Dataset entries on figures:

☆ ☆ ☆ ☆

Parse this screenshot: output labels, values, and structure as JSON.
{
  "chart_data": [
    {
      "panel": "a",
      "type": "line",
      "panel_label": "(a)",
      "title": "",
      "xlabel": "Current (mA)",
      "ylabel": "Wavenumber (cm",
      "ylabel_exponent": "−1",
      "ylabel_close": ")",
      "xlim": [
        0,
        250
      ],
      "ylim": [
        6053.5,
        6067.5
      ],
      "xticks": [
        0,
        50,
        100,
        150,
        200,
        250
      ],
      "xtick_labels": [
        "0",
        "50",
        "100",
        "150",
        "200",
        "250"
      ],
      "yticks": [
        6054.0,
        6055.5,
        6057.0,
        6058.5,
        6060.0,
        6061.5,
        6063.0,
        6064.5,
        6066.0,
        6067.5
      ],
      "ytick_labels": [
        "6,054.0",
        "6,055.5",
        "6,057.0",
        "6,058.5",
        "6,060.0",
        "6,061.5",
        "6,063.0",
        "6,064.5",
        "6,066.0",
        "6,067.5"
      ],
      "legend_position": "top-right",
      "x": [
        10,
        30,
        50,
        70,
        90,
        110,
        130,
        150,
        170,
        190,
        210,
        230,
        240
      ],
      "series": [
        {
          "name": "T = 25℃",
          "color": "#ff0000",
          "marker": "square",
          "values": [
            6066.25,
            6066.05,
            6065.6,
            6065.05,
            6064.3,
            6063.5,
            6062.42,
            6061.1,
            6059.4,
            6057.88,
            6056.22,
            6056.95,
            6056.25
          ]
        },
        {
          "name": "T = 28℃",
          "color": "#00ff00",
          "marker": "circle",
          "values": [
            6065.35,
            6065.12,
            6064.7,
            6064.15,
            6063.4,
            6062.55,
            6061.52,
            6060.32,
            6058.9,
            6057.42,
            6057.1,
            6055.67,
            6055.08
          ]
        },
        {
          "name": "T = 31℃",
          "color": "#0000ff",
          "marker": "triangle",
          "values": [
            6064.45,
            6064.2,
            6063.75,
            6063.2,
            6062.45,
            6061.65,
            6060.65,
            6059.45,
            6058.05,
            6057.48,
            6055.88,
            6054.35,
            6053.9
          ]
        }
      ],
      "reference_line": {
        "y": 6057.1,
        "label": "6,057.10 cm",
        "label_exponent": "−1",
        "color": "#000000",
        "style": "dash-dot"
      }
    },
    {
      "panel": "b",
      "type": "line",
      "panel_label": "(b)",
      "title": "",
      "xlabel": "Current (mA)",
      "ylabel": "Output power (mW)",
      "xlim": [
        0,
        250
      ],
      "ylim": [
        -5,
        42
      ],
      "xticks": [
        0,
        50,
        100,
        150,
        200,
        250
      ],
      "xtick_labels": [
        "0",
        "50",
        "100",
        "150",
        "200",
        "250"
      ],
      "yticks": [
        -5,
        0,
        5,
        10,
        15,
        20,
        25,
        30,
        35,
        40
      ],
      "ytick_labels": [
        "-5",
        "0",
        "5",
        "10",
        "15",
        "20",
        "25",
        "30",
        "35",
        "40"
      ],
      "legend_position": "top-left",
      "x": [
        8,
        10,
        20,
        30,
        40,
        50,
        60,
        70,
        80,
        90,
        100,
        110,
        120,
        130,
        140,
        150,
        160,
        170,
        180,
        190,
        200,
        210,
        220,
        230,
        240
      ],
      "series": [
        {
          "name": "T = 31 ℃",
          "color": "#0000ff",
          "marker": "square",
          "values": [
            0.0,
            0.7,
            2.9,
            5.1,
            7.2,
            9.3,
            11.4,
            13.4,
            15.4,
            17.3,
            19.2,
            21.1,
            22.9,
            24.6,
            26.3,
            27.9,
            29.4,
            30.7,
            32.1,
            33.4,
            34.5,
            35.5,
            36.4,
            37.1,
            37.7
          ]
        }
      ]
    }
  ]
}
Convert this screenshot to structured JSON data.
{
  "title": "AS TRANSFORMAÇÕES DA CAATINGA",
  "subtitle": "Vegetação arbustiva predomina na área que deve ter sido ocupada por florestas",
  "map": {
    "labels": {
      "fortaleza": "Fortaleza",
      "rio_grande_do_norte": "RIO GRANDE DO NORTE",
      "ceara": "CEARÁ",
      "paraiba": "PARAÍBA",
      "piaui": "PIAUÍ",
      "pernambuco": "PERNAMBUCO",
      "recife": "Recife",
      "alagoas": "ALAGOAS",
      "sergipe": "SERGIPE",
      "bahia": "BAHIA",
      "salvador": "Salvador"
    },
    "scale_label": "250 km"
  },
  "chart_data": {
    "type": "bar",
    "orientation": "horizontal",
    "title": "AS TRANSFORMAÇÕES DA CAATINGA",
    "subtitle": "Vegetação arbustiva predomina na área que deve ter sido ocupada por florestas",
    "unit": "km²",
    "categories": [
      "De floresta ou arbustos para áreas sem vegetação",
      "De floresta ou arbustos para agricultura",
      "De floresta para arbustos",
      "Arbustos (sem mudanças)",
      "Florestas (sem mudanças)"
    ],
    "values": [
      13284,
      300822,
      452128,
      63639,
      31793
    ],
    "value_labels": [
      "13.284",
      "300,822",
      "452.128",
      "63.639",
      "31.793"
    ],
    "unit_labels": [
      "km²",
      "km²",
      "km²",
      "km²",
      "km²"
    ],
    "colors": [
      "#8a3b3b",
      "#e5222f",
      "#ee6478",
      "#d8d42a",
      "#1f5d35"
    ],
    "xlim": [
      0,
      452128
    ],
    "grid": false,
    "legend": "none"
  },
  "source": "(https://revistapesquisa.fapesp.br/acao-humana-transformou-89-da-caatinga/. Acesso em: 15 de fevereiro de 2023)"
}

☆ ☆ ☆ ☆

AIM: Go through the preceding material and copy each line that has the word "subtitle".

ANSWER IN FULL:
  "subtitle": "Vegetação arbustiva predomina na área que deve ter sido ocupada por florestas",
    "subtitle": "Vegetação arbustiva predomina na área que deve ter sido ocupada por florestas",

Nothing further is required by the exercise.